[Rows from a dataset]

* start *

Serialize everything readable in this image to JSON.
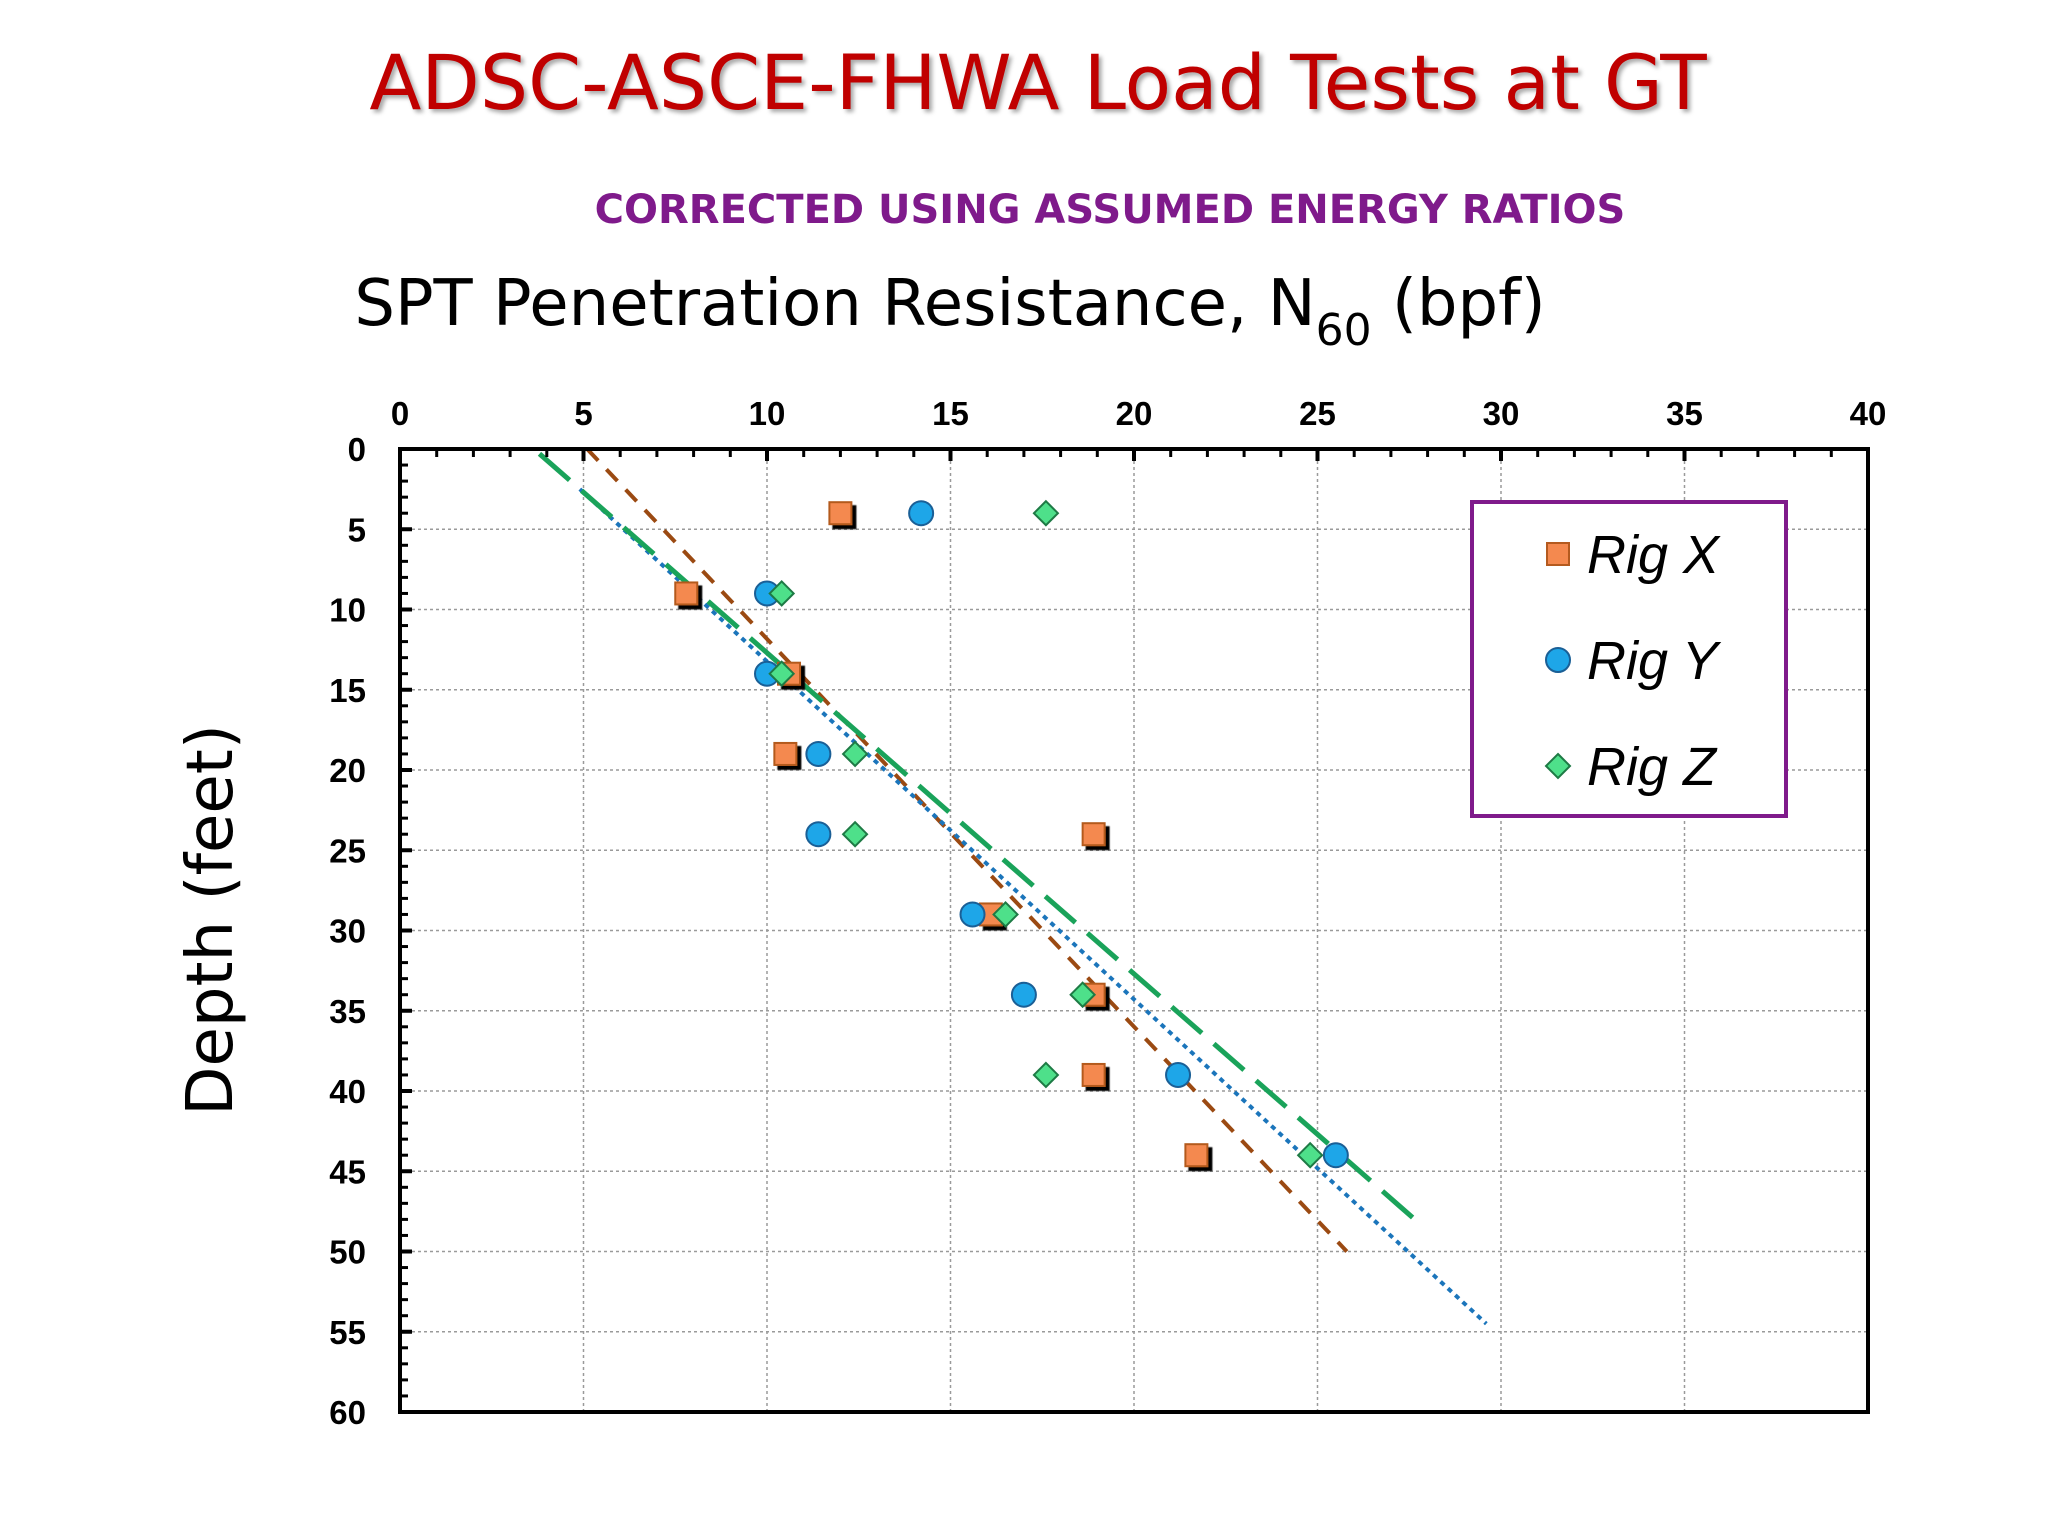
{
  "slide": {
    "title": "ADSC-ASCE-FHWA Load Tests at GT"
  },
  "chart_data": {
    "type": "scatter",
    "subtitle": "CORRECTED USING ASSUMED  ENERGY RATIOS",
    "xlabel": "SPT Penetration Resistance, N60 (bpf)",
    "xlabel_main": "SPT Penetration Resistance, N",
    "xlabel_sub": "60",
    "xlabel_suffix": " (bpf)",
    "ylabel": "Depth (feet)",
    "x_axis_position": "top",
    "y_axis_inverted": true,
    "xlim": [
      0,
      40
    ],
    "ylim": [
      0,
      60
    ],
    "xticks": [
      0,
      5,
      10,
      15,
      20,
      25,
      30,
      35,
      40
    ],
    "yticks": [
      0,
      5,
      10,
      15,
      20,
      25,
      30,
      35,
      40,
      45,
      50,
      55,
      60
    ],
    "grid": true,
    "legend": {
      "position": "top-right",
      "border_color": "#7f1a8b"
    },
    "series": [
      {
        "name": "Rig X",
        "marker": "square",
        "color": "#f4894f",
        "points": [
          {
            "x": 12,
            "y": 4
          },
          {
            "x": 7.8,
            "y": 9
          },
          {
            "x": 10.6,
            "y": 14
          },
          {
            "x": 10.5,
            "y": 19
          },
          {
            "x": 18.9,
            "y": 24
          },
          {
            "x": 16.1,
            "y": 29
          },
          {
            "x": 18.9,
            "y": 34
          },
          {
            "x": 18.9,
            "y": 39
          },
          {
            "x": 21.7,
            "y": 44
          }
        ]
      },
      {
        "name": "Rig Y",
        "marker": "circle",
        "color": "#1ea6e8",
        "points": [
          {
            "x": 14.2,
            "y": 4
          },
          {
            "x": 10,
            "y": 9
          },
          {
            "x": 10,
            "y": 14
          },
          {
            "x": 11.4,
            "y": 19
          },
          {
            "x": 11.4,
            "y": 24
          },
          {
            "x": 15.6,
            "y": 29
          },
          {
            "x": 17,
            "y": 34
          },
          {
            "x": 21.2,
            "y": 39
          },
          {
            "x": 25.5,
            "y": 44
          }
        ]
      },
      {
        "name": "Rig Z",
        "marker": "diamond",
        "color": "#4ee08a",
        "points": [
          {
            "x": 17.6,
            "y": 4
          },
          {
            "x": 10.4,
            "y": 9
          },
          {
            "x": 10.4,
            "y": 14
          },
          {
            "x": 12.4,
            "y": 19
          },
          {
            "x": 12.4,
            "y": 24
          },
          {
            "x": 16.5,
            "y": 29
          },
          {
            "x": 18.6,
            "y": 34
          },
          {
            "x": 17.6,
            "y": 39
          },
          {
            "x": 24.8,
            "y": 44
          }
        ]
      }
    ],
    "trendlines": [
      {
        "series": "Rig X",
        "color": "#9b4a12",
        "dash": "medium",
        "from": {
          "x": 5.1,
          "y": 0
        },
        "to": {
          "x": 25.8,
          "y": 50
        }
      },
      {
        "series": "Rig Y",
        "color": "#1b75bb",
        "dash": "short",
        "from": {
          "x": 4.9,
          "y": 2.5
        },
        "to": {
          "x": 29.6,
          "y": 54.5
        }
      },
      {
        "series": "Rig Z",
        "color": "#1aa35a",
        "dash": "long",
        "from": {
          "x": 3.8,
          "y": 0.3
        },
        "to": {
          "x": 27.9,
          "y": 48.5
        }
      }
    ]
  }
}
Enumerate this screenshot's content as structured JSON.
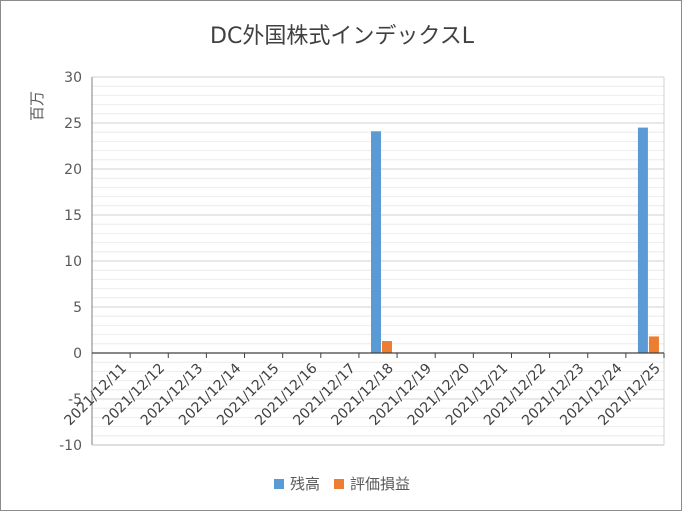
{
  "chart_data": {
    "type": "bar",
    "title": "DC外国株式インデックスL",
    "unit_label": "百万",
    "categories": [
      "2021/12/11",
      "2021/12/12",
      "2021/12/13",
      "2021/12/14",
      "2021/12/15",
      "2021/12/16",
      "2021/12/17",
      "2021/12/18",
      "2021/12/19",
      "2021/12/20",
      "2021/12/21",
      "2021/12/22",
      "2021/12/23",
      "2021/12/24",
      "2021/12/25"
    ],
    "series": [
      {
        "name": "残高",
        "color": "#5b9bd5",
        "values": [
          null,
          null,
          null,
          null,
          null,
          null,
          null,
          24.1,
          null,
          null,
          null,
          null,
          null,
          null,
          24.5
        ]
      },
      {
        "name": "評価損益",
        "color": "#ed7d31",
        "values": [
          null,
          null,
          null,
          null,
          null,
          null,
          null,
          1.3,
          null,
          null,
          null,
          null,
          null,
          null,
          1.8
        ]
      }
    ],
    "ylim": [
      -10,
      30
    ],
    "yticks": [
      -10,
      -5,
      0,
      5,
      10,
      15,
      20,
      25,
      30
    ],
    "grid": true,
    "legend_position": "bottom"
  }
}
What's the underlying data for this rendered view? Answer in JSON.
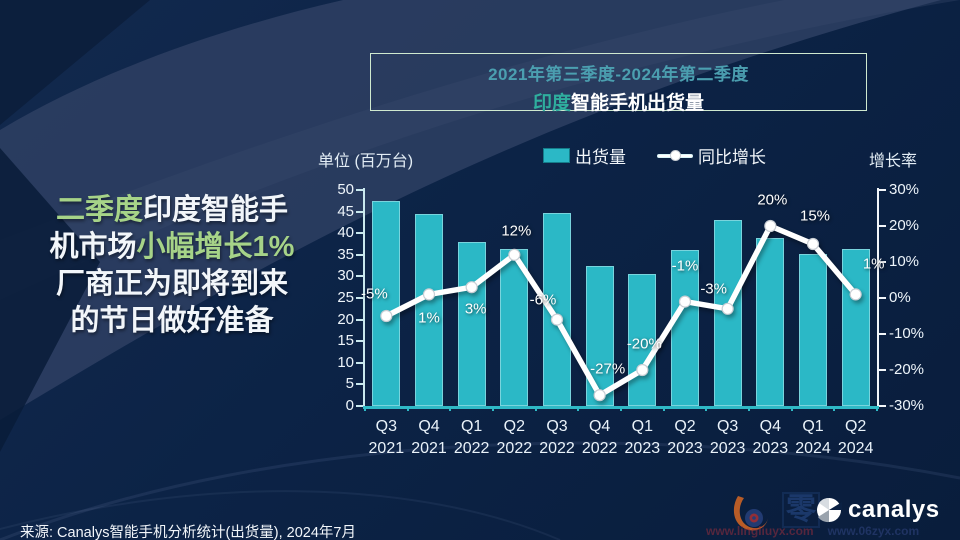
{
  "title": {
    "line1": "2021年第三季度-2024年第二季度",
    "line2_prefix": "印度",
    "line2_main": "智能手机出货量"
  },
  "headline": {
    "seg1": "二季度",
    "seg2": "印度智能手",
    "seg3": "机市场",
    "seg4": "小幅增长1%",
    "seg5": "厂商正为即将到来",
    "seg6": "的节日做好准备"
  },
  "legend": {
    "bars": "出货量",
    "line": "同比增长"
  },
  "chart": {
    "left_axis_title": "单位 (百万台)",
    "right_axis_title": "增长率"
  },
  "chart_data": {
    "type": "bar",
    "title": "印度智能手机出货量 2021Q3-2024Q2",
    "categories": [
      [
        "Q3",
        "2021"
      ],
      [
        "Q4",
        "2021"
      ],
      [
        "Q1",
        "2022"
      ],
      [
        "Q2",
        "2022"
      ],
      [
        "Q3",
        "2022"
      ],
      [
        "Q4",
        "2022"
      ],
      [
        "Q1",
        "2023"
      ],
      [
        "Q2",
        "2023"
      ],
      [
        "Q3",
        "2023"
      ],
      [
        "Q4",
        "2023"
      ],
      [
        "Q1",
        "2024"
      ],
      [
        "Q2",
        "2024"
      ]
    ],
    "series": [
      {
        "name": "出货量",
        "type": "bar",
        "axis": "left",
        "values": [
          47.5,
          44.5,
          38.0,
          36.4,
          44.6,
          32.4,
          30.6,
          36.1,
          43.0,
          38.9,
          35.3,
          36.4
        ]
      },
      {
        "name": "同比增长",
        "type": "line",
        "axis": "right",
        "values": [
          -5,
          1,
          3,
          12,
          -6,
          -27,
          -20,
          -1,
          -3,
          20,
          15,
          1
        ],
        "labels": [
          "-5%",
          "1%",
          "3%",
          "12%",
          "-6%",
          "-27%",
          "-20%",
          "-1%",
          "-3%",
          "20%",
          "15%",
          "1%"
        ]
      }
    ],
    "left_axis": {
      "min": 0,
      "max": 50,
      "step": 5,
      "ticks": [
        "0",
        "5",
        "10",
        "15",
        "20",
        "25",
        "30",
        "35",
        "40",
        "45",
        "50"
      ]
    },
    "right_axis": {
      "min": -30,
      "max": 30,
      "step": 10,
      "ticks": [
        "30%",
        "20%",
        "10%",
        "0%",
        "-10%",
        "-20%",
        "-30%"
      ]
    },
    "colors": {
      "bar": "#2bb8c6",
      "line": "#ffffff",
      "accent_green": "#a6d388",
      "accent_teal": "#4b9fb0"
    },
    "legend_position": "top",
    "grid": false
  },
  "source": {
    "text": "来源: Canalys智能手机分析统计(出货量), 2024年7月"
  },
  "footer": {
    "canalys": "canalys",
    "seal": "零",
    "url1": "www.lingliuyx.com",
    "url2": "www.06zyx.com"
  }
}
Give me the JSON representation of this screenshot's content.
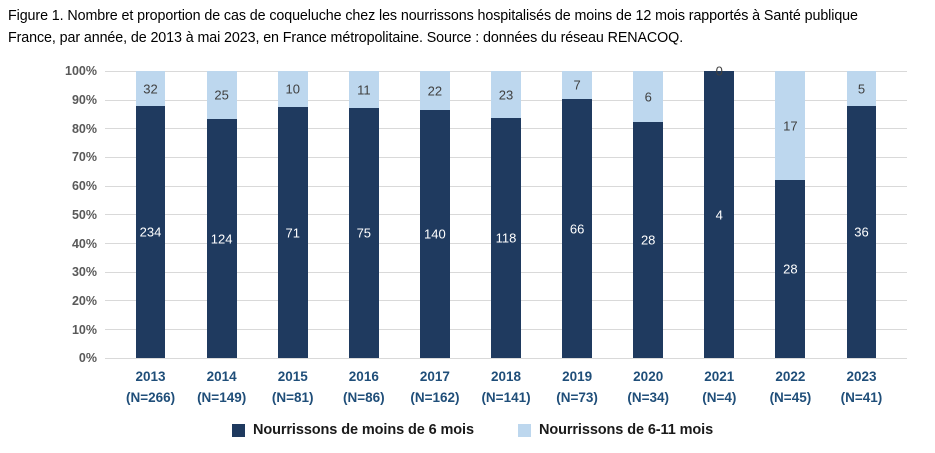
{
  "figure_caption": {
    "lines": [
      "Figure 1. Nombre et proportion de cas de coqueluche chez les nourrissons hospitalisés de moins de 12 mois rapportés à Santé publique",
      "France, par année, de 2013 à mai 2023, en France métropolitaine. Source : données du réseau RENACOQ."
    ]
  },
  "chart_data": {
    "type": "bar",
    "variant": "stacked-100-percent",
    "orientation": "vertical",
    "categories": [
      "2013",
      "2014",
      "2015",
      "2016",
      "2017",
      "2018",
      "2019",
      "2020",
      "2021",
      "2022",
      "2023"
    ],
    "category_sublabels": [
      "(N=266)",
      "(N=149)",
      "(N=81)",
      "(N=86)",
      "(N=162)",
      "(N=141)",
      "(N=73)",
      "(N=34)",
      "(N=4)",
      "(N=45)",
      "(N=41)"
    ],
    "totals": [
      266,
      149,
      81,
      86,
      162,
      141,
      73,
      34,
      4,
      45,
      41
    ],
    "series": [
      {
        "name": "Nourrissons de moins de 6 mois",
        "color": "#1f3a5f",
        "label_color": "#ffffff",
        "values": [
          234,
          124,
          71,
          75,
          140,
          118,
          66,
          28,
          4,
          28,
          36
        ]
      },
      {
        "name": "Nourrissons de 6-11 mois",
        "color": "#bdd7ee",
        "label_color": "#404040",
        "values": [
          32,
          25,
          10,
          11,
          22,
          23,
          7,
          6,
          0,
          17,
          5
        ]
      }
    ],
    "y_axis": {
      "ticks": [
        "100%",
        "90%",
        "80%",
        "70%",
        "60%",
        "50%",
        "40%",
        "30%",
        "20%",
        "10%",
        "0%"
      ],
      "min": 0,
      "max": 100
    },
    "grid": true,
    "legend_position": "bottom"
  },
  "style": {
    "colors": {
      "x_axis_label": "#1f4e79",
      "y_axis_label": "#595959",
      "gridline": "#d9d9d9",
      "legend_text": "#1a1a1a"
    }
  }
}
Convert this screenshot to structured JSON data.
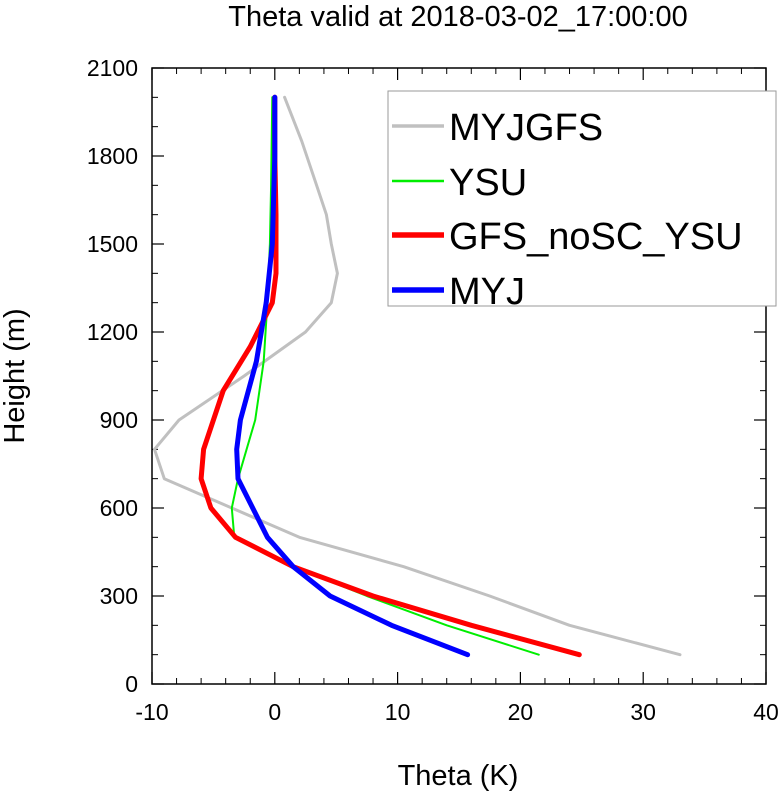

* end *

## [THE REQUEST]
Give only a number: how many lines of the data hold the string "content"?

## [SOLUTION BELOW]
2